Reproduce all of the records exactly.

◆ Data excerpts ◆
--- start ---

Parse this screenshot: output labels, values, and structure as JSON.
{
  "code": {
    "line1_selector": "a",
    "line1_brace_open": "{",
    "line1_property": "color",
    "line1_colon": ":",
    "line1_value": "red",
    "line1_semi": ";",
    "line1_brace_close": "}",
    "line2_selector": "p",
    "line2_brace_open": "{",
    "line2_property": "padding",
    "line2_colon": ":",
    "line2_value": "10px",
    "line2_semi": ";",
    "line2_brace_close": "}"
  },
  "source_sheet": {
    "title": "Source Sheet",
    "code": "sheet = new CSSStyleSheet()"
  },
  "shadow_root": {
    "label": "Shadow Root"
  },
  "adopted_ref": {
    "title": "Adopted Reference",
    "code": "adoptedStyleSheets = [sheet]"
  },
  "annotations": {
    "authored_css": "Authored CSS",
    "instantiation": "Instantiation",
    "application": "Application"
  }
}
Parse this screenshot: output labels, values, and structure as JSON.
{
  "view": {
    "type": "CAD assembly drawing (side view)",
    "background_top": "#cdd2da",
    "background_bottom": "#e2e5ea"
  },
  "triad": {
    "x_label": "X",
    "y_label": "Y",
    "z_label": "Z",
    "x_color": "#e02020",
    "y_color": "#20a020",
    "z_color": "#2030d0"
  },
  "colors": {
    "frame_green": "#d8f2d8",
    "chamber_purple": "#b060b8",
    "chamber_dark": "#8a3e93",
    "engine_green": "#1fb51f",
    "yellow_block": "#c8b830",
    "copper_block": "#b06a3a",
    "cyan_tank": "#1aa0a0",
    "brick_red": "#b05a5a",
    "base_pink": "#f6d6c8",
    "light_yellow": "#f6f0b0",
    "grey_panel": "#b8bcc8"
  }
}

--- end ---

◆ Solution to the exercise ◆
Parse this screenshot: output labels, values, and structure as JSON.
{
  "code": {
    "line1_selector": "a",
    "line1_brace_open": "{",
    "line1_property": "color",
    "line1_colon": ":",
    "line1_value": "red",
    "line1_semi": ";",
    "line1_brace_close": "}",
    "line2_selector": "p",
    "line2_brace_open": "{",
    "line2_property": "padding",
    "line2_colon": ":",
    "line2_value": "10px",
    "line2_semi": ";",
    "line2_brace_close": "}"
  },
  "source_sheet": {
    "title": "Source Sheet",
    "code": "sheet = new CSSStyleSheet()"
  },
  "shadow_root": {
    "label": "Shadow Root"
  },
  "adopted_ref": {
    "title": "Adopted Reference",
    "code": "adoptedStyleSheets = [sheet]"
  },
  "annotations": {
    "authored_css": "Authored CSS",
    "instantiation": "Instantiation",
    "application": "Application"
  }
}
Parse this screenshot: output labels, values, and structure as JSON.
{
  "view": {
    "type": "CAD assembly drawing (side view)",
    "background_top": "#cdd2da",
    "background_bottom": "#e2e5ea"
  },
  "triad": {
    "x_label": "X",
    "y_label": "Y",
    "z_label": "Z",
    "x_color": "#e02020",
    "y_color": "#20a020",
    "z_color": "#2030d0"
  },
  "colors": {
    "frame_green": "#d8f2d8",
    "chamber_purple": "#b060b8",
    "chamber_dark": "#8a3e93",
    "engine_green": "#1fb51f",
    "yellow_block": "#c8b830",
    "copper_block": "#b06a3a",
    "cyan_tank": "#1aa0a0",
    "brick_red": "#b05a5a",
    "base_pink": "#f6d6c8",
    "light_yellow": "#f6f0b0",
    "grey_panel": "#b8bcc8"
  }
}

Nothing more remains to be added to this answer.